**Written instruction:** Using the data below, copy every line that contains the word "Пештің".

**Raw data:**
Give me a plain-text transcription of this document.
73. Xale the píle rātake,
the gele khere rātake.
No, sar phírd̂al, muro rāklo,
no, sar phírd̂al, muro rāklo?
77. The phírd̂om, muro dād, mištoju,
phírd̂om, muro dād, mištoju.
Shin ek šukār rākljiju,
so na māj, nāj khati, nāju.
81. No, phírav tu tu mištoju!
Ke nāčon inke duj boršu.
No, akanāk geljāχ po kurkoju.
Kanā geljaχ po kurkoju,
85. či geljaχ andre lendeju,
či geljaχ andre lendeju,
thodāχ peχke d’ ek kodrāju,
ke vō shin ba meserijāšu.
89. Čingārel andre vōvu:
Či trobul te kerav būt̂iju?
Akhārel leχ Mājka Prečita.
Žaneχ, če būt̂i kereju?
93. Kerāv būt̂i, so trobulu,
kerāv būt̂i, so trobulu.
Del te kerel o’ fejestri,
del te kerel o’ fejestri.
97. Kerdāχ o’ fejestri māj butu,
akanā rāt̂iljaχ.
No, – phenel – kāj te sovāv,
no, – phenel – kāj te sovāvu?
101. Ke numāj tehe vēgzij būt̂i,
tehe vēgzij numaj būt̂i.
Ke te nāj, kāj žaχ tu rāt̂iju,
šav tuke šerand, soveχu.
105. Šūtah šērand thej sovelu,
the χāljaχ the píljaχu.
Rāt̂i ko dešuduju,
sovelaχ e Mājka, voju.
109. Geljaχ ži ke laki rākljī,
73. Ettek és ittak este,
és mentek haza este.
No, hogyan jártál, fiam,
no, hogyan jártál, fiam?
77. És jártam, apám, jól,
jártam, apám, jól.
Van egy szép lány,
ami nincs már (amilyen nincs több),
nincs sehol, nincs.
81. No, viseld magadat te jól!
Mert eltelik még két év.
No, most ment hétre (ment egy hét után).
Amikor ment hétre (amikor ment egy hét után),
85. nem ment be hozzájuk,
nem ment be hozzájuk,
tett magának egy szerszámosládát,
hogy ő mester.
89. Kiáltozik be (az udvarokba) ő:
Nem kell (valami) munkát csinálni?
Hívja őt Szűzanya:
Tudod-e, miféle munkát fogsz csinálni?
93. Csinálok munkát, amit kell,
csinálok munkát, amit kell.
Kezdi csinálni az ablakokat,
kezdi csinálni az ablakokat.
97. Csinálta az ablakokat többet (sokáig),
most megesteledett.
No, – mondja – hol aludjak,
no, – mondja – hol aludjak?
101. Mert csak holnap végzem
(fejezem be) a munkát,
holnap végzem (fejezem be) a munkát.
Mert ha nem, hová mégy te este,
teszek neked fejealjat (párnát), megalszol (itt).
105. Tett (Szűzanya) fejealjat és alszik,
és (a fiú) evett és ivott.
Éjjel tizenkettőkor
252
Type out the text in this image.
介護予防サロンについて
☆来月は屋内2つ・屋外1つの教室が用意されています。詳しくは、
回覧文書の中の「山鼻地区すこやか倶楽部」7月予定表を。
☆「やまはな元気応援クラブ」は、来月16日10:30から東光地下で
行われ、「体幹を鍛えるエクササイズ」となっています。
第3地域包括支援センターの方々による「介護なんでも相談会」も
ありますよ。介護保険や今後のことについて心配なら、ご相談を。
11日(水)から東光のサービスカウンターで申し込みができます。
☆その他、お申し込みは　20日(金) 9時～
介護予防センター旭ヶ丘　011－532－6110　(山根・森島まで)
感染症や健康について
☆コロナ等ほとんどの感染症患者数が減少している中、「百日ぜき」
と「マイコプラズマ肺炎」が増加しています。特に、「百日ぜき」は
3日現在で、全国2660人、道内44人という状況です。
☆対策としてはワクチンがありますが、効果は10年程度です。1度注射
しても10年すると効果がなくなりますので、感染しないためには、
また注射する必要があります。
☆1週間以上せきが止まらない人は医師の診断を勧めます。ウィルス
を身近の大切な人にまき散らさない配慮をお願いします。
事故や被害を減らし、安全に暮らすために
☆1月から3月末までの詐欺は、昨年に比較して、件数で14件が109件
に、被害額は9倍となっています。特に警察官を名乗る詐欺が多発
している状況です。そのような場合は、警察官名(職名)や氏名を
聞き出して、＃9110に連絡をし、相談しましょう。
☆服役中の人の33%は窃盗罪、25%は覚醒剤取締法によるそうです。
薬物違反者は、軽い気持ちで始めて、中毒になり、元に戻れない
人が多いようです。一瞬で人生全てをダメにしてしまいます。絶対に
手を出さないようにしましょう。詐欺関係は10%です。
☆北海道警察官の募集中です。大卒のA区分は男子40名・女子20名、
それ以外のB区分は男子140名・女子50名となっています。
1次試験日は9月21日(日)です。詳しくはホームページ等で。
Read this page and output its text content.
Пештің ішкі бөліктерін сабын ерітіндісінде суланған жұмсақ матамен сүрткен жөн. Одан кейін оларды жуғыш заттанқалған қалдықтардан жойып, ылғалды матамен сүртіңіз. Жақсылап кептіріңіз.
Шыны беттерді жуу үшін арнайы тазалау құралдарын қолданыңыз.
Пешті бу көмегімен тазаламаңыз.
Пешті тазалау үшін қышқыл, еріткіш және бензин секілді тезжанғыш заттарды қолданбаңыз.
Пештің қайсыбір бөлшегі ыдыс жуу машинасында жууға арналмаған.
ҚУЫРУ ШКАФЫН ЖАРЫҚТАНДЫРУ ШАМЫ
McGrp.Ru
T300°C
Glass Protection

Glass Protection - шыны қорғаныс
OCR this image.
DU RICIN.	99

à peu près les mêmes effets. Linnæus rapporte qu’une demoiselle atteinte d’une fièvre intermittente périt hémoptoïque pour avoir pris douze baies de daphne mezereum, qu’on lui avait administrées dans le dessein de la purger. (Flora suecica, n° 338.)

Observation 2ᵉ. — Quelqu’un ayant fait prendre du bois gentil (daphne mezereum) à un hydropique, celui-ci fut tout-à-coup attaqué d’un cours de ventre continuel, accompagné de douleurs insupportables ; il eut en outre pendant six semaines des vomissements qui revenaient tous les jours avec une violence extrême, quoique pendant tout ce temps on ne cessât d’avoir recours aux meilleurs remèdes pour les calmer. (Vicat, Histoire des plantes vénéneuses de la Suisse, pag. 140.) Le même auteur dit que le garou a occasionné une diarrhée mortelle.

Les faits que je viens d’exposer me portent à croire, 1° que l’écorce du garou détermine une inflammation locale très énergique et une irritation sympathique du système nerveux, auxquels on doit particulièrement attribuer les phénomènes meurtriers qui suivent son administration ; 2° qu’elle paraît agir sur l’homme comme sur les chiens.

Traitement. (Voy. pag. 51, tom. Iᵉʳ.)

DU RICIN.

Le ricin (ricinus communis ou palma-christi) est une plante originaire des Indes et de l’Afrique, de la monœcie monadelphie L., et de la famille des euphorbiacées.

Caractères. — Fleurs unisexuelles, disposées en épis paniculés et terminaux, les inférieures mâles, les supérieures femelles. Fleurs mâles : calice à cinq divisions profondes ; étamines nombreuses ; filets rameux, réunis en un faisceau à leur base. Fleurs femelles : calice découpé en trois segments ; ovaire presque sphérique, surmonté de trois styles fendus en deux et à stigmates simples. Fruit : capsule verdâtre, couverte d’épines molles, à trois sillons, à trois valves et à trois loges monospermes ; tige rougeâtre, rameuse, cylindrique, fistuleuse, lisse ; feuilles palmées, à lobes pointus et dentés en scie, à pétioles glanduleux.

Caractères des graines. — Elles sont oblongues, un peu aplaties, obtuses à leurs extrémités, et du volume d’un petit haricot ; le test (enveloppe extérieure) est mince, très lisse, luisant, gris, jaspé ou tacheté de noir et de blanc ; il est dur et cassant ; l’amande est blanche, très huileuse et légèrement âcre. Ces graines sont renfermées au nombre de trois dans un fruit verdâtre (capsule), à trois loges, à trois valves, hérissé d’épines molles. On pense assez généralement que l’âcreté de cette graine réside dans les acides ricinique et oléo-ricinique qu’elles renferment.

**Exercise answer:**
Пештің ішкі бөліктерін сабын ерітіндісінде суланған жұмсақ матамен сүрткен жөн. Одан кейін оларды жуғыш заттанқалған қалдықтардан жойып, ылғалды матамен сүртіңіз. Жақсылап кептіріңіз.
Пештің қайсыбір бөлшегі ыдыс жуу машинасында жууға арналмаған.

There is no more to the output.